**What to produce:**
Find the lines below in which the string "mark" occurs. Copy each one.

**Entries shown:**
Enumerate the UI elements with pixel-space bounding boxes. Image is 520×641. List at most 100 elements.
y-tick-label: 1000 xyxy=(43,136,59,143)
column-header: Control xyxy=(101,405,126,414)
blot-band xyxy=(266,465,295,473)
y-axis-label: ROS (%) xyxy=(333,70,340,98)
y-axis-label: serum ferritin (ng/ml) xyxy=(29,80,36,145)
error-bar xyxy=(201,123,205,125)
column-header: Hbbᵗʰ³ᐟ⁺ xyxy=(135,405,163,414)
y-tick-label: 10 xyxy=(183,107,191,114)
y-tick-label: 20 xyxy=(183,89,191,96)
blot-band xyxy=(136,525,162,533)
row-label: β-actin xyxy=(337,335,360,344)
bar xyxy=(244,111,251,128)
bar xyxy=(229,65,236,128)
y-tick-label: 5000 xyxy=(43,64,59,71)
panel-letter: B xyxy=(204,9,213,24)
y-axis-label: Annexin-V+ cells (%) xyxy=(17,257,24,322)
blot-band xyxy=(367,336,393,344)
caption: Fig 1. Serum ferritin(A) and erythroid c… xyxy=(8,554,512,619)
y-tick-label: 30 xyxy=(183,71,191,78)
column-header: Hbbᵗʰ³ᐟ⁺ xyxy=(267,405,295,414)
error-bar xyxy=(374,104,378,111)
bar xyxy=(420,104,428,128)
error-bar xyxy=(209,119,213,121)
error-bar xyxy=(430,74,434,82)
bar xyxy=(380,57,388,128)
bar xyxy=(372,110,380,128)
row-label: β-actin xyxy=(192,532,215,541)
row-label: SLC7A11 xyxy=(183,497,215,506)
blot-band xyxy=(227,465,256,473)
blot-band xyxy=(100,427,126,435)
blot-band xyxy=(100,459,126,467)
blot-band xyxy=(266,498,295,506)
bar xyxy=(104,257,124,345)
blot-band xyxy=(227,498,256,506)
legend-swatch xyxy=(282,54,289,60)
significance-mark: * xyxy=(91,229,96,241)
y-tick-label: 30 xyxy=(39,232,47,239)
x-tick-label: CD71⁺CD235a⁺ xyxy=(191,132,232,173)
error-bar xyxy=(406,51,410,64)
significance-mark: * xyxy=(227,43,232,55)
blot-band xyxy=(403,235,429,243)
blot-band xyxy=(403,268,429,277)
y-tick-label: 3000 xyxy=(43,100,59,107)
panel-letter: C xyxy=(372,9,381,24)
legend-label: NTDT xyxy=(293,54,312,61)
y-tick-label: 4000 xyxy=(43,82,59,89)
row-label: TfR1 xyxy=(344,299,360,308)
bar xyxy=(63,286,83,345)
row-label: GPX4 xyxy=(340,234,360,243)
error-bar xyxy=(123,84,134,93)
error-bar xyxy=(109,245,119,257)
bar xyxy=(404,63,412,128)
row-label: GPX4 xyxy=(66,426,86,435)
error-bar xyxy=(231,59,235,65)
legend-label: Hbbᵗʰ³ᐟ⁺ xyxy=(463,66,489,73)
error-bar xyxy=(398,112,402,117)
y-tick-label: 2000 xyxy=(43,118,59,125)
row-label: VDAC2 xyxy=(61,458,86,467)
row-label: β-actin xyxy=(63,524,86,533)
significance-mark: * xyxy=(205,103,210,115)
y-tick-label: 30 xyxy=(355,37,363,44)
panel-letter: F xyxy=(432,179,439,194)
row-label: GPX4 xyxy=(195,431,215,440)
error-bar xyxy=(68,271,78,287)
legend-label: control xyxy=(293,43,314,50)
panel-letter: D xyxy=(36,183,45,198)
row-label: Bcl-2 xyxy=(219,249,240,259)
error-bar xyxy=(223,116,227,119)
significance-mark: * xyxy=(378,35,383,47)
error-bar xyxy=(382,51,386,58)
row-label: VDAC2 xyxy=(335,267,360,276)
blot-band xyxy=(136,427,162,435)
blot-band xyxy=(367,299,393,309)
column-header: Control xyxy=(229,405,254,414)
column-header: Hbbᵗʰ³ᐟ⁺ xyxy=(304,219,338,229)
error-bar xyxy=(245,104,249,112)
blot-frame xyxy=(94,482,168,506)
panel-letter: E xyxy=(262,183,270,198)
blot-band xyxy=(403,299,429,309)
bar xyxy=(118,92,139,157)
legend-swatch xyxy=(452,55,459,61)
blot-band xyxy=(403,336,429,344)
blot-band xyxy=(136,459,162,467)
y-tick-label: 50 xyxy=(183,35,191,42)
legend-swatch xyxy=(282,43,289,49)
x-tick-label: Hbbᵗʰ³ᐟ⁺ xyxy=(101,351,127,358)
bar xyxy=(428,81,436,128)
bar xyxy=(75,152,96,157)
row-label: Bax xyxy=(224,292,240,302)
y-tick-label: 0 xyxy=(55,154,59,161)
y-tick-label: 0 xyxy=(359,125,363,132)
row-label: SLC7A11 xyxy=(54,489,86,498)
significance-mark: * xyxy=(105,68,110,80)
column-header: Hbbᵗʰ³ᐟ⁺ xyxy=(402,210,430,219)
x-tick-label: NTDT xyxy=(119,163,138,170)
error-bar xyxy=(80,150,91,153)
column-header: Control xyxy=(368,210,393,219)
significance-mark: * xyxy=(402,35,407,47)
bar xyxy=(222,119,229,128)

**Answer space:**
significance-mark: * xyxy=(91,229,96,241)
significance-mark: * xyxy=(227,43,232,55)
significance-mark: * xyxy=(205,103,210,115)
significance-mark: * xyxy=(378,35,383,47)
significance-mark: * xyxy=(105,68,110,80)
significance-mark: * xyxy=(402,35,407,47)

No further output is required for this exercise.